**ESTRATTO DEL DOCUMENTO**
▬▬▬▬▬▬▬▬▬▬

Domenica 38 – Tabelloni in ritardo

130 chilometri non sono abbastanza per pianificare un ritorno a casa ogni due mesi, ma sono troppi per fare il pendolare ogni giorno, così c’è tutta una fetta di viaggiatori che fanno i  pendolari del weekend. Se sei fortunato il tuo treno è puntuale, ma non sarà mai vuoto, perchè i treni che risalgono l’Italia dall’Adriatico alla Lombardia raccolgono tutti quelli che purtroppo non vivono sulla tratta dell’Alta Velocità.

I treni della domenica sono, da sempre, la più bella metafora dei ritardi e degli anticipi, delle settimane che passano e di quelle che iniziano. Speri sempre che possa succedere l’inizio di un film tipo “Before Sunrise” e invece, più probabili sono gli incontri con i portatori di malumori, i musi lunghi e le telefonate a voce troppo alta. Valigie incastrate sotto i piedi, sotto i sedili, sopra la testa, e in generale, ovunque.

Arriva la ragazza che dice all’amica: “Aiutami a sollevare questa borsa: è piena di verdura.” L’amica le risponde: “Come se a Milano non ci fossero supermercati…” Ma tanto sappiamo benissimo che anche lei avrà nascosto in fondo alla valigia un pacchetto di biscotti.  Si sa che è così: la domenica porta con sè anche una voglia irrefrenabile di trasportare del cibo da casa.

Vorresti prendertela con Trenitalia per tutto questo cinema che ogni settimana ti ritrovi ad affrontare, ma alla fine questi treni, chissà come, si salvano in corner e trovano il modo di arrivare puntuali. Recuperano ritardi, accellerano quando meno te lo aspetti, così non puoi dire nulla. Qualche volta l’autoparlante dice anche: “Siamo in arrivo a… e siamo in orario.”

Succede però che potresti arrivare in stazione e trovare il treno più puntuale con un ritardo di 60 minuti e tutti gli altri con dei ritardi dai 70 in su. C’è quel tizio che vedi di fronte, pensi che si stia facendo un selfie e invece no, sta fotografando il tabellone degli orari, su cui sfilano i ritardi da Bologna in poi.

Nessuno sa dire per certo la causa, ma forse l’unica vera spiegazione sono le scosse telluriche che hanno investito la Romagna.

Hai un biglietto per il treno Freccia Bianca, ma l’unica alternativa possibile è salire su quel regionale che si forma direttamente in stazione e sembra proprio aspettare te. Speriamo però che non rimanga fermo ad aspettare tutti quelli in ritardo.

▬▬▬▬▬▬▬▬▬▬

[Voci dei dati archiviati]
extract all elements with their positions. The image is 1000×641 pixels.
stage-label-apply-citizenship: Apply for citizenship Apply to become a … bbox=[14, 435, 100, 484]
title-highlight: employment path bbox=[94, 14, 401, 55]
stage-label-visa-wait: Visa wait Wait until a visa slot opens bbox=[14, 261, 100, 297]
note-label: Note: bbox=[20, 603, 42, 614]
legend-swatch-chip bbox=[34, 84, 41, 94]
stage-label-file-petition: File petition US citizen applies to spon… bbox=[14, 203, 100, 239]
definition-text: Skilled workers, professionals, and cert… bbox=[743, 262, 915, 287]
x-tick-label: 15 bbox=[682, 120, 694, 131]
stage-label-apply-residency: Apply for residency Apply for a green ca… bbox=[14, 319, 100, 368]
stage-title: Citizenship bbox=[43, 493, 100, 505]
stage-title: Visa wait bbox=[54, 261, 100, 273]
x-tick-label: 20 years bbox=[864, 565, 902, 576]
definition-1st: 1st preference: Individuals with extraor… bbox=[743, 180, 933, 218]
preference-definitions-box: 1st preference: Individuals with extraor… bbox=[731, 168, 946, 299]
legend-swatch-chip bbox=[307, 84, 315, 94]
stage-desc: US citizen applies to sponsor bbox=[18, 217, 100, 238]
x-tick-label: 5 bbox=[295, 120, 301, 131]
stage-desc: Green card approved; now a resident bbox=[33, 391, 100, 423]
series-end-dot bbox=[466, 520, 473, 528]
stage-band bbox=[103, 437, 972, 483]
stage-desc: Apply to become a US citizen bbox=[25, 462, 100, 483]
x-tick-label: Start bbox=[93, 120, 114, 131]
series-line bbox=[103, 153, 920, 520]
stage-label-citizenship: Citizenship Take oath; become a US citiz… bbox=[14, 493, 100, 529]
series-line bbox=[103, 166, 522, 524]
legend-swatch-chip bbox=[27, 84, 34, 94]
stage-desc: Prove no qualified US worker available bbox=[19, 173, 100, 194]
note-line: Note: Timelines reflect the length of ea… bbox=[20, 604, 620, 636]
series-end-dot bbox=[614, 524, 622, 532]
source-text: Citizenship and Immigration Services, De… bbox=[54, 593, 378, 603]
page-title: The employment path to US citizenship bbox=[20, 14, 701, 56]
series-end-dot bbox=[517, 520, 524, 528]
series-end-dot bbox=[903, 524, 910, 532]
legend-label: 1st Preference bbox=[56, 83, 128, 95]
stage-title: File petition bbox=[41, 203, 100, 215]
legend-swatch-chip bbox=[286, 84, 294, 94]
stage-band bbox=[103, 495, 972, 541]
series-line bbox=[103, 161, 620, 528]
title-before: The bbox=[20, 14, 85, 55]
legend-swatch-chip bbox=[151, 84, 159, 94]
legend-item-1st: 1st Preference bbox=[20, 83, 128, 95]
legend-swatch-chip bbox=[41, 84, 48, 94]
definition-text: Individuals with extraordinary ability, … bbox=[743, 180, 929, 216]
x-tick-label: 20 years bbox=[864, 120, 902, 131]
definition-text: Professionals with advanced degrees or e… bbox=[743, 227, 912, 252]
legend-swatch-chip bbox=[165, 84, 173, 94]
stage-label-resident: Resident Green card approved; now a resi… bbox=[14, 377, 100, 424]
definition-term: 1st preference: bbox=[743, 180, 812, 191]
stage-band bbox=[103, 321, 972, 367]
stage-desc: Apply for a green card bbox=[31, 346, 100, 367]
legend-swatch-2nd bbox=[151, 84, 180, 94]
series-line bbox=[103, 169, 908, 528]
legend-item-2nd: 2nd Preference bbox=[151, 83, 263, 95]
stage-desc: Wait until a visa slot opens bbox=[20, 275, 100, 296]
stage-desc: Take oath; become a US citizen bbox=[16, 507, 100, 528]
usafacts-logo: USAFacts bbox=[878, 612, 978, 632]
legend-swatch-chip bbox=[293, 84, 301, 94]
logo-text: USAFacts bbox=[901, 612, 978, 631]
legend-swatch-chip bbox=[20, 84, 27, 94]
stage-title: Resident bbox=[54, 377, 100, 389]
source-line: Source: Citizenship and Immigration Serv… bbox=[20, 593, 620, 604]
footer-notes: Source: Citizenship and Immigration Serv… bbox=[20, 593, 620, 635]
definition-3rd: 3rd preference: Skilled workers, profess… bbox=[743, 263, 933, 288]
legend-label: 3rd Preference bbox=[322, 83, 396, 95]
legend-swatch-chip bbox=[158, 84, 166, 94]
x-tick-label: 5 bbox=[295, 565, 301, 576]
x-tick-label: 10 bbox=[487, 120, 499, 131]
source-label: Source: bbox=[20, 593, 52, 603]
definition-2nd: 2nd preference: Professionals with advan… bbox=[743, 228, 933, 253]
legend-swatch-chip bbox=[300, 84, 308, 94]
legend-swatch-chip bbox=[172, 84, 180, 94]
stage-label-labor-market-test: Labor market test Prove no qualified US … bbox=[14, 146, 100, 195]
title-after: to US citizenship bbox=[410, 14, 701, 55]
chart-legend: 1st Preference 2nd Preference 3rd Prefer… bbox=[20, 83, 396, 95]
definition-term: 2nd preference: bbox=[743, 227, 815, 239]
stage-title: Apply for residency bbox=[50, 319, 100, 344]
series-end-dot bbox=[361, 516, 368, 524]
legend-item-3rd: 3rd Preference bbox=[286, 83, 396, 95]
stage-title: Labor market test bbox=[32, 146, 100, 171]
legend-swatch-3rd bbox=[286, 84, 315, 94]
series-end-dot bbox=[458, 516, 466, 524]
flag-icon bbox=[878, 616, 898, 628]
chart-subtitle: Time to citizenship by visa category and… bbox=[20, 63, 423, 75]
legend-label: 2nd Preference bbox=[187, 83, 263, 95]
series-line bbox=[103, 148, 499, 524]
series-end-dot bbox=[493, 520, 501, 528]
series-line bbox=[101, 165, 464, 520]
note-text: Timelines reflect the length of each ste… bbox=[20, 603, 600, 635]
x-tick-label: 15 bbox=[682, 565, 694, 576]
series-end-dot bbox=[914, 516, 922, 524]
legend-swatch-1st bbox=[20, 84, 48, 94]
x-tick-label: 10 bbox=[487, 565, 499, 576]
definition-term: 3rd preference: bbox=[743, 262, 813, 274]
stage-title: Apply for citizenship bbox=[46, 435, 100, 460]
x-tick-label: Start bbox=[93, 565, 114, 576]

▬▬▬▬▬▬▬▬▬▬

**ATTIVITÀ**
Traduci in inglese questa frase del testo sui treni della domenica: "I treni della domenica sono, da sempre, la più bella metafora dei ritardi e degli anticipi, delle settimane che passano e di quelle che iniziano."

**SPAZIO RISPOSTA**
Sunday trains have always been the most beautiful metaphor for delays and early arrivals, for the weeks that go by and the ones that begin.